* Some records
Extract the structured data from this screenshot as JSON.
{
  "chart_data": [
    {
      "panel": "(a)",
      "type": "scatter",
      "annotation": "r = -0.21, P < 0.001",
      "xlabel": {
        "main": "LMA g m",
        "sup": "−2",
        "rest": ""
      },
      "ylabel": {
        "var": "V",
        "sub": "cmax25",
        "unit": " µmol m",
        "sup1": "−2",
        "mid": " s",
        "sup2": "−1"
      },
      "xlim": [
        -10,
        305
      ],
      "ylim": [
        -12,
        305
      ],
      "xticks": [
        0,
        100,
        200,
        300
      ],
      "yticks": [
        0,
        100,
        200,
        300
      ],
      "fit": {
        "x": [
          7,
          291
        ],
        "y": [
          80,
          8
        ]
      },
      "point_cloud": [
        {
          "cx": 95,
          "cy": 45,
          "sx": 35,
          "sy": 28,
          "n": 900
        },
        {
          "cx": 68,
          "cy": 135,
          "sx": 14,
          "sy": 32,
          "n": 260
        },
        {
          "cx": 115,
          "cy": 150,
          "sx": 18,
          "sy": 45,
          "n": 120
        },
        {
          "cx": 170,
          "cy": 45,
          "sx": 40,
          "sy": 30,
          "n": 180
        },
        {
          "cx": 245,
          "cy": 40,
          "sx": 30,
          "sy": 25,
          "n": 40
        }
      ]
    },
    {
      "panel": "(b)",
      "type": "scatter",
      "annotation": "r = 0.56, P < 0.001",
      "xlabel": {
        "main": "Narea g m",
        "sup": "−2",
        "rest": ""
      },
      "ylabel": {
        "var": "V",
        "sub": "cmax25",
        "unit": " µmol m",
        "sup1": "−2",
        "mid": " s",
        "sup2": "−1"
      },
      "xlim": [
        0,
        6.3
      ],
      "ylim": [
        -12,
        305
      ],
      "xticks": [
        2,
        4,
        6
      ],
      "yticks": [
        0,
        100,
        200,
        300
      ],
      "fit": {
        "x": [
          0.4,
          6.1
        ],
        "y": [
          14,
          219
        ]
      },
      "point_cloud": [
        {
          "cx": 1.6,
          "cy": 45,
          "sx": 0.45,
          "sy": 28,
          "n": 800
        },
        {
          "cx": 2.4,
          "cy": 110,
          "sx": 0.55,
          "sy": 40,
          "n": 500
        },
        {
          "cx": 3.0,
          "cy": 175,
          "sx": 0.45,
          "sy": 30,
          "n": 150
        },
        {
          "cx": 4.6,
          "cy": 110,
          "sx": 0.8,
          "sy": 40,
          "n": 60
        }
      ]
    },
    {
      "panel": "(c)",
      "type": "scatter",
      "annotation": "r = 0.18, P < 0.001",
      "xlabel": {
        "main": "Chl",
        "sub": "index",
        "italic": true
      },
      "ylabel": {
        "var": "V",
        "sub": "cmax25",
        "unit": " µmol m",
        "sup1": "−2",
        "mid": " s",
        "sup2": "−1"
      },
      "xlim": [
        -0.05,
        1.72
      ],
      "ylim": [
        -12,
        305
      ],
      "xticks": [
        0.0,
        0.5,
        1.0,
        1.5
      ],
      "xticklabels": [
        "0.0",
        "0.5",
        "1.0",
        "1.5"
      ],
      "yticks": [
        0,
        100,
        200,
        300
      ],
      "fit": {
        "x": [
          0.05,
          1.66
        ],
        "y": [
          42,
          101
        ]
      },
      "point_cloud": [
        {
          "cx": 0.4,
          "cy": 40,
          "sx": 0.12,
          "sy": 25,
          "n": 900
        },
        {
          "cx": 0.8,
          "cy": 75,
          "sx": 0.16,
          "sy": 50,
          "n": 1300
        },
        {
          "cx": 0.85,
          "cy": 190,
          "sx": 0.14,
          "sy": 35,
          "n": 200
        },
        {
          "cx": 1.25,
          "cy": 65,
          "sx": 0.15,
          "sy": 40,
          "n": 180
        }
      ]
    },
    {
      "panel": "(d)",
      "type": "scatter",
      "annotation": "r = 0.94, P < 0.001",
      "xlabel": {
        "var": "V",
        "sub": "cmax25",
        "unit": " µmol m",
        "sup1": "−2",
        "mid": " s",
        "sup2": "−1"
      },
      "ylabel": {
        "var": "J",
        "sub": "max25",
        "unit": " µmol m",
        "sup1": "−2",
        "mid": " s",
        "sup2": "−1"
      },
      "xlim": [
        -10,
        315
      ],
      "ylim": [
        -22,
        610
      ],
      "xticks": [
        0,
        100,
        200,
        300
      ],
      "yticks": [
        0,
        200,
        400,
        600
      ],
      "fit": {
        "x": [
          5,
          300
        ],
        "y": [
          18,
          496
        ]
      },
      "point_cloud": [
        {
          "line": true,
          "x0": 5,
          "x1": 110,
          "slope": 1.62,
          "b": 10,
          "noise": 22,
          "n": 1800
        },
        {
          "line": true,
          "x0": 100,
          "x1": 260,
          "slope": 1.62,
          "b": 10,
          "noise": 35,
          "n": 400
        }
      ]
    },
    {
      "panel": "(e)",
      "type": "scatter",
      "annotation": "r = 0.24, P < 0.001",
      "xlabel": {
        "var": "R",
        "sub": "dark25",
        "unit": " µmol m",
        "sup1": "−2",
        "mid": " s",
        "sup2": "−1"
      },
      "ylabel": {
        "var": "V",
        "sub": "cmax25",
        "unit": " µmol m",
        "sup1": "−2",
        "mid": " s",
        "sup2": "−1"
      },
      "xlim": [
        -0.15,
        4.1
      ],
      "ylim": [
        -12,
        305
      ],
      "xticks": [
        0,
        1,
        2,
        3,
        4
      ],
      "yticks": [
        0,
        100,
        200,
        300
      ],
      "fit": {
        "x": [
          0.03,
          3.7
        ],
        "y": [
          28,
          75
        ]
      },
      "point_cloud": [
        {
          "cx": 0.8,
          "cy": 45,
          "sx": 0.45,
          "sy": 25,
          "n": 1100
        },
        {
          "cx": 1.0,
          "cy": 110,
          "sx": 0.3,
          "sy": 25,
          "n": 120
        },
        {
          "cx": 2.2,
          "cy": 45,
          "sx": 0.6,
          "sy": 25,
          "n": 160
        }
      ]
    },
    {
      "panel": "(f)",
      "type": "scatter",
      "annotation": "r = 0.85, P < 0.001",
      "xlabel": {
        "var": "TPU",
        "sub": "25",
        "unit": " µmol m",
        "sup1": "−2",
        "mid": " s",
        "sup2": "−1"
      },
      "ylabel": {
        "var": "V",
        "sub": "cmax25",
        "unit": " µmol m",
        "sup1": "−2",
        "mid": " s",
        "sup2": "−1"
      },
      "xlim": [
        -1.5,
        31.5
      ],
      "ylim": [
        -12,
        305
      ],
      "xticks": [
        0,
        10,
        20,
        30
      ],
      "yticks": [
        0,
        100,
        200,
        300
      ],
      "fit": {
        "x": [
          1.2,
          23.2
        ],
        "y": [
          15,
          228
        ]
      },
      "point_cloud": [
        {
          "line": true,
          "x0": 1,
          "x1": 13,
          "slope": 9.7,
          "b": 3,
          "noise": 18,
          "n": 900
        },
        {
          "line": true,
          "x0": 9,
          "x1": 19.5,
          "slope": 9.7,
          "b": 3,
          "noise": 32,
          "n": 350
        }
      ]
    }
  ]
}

* What to work on
Using the material above, work out how many lines contain the string "panel". Give that number alone.

* Full response
6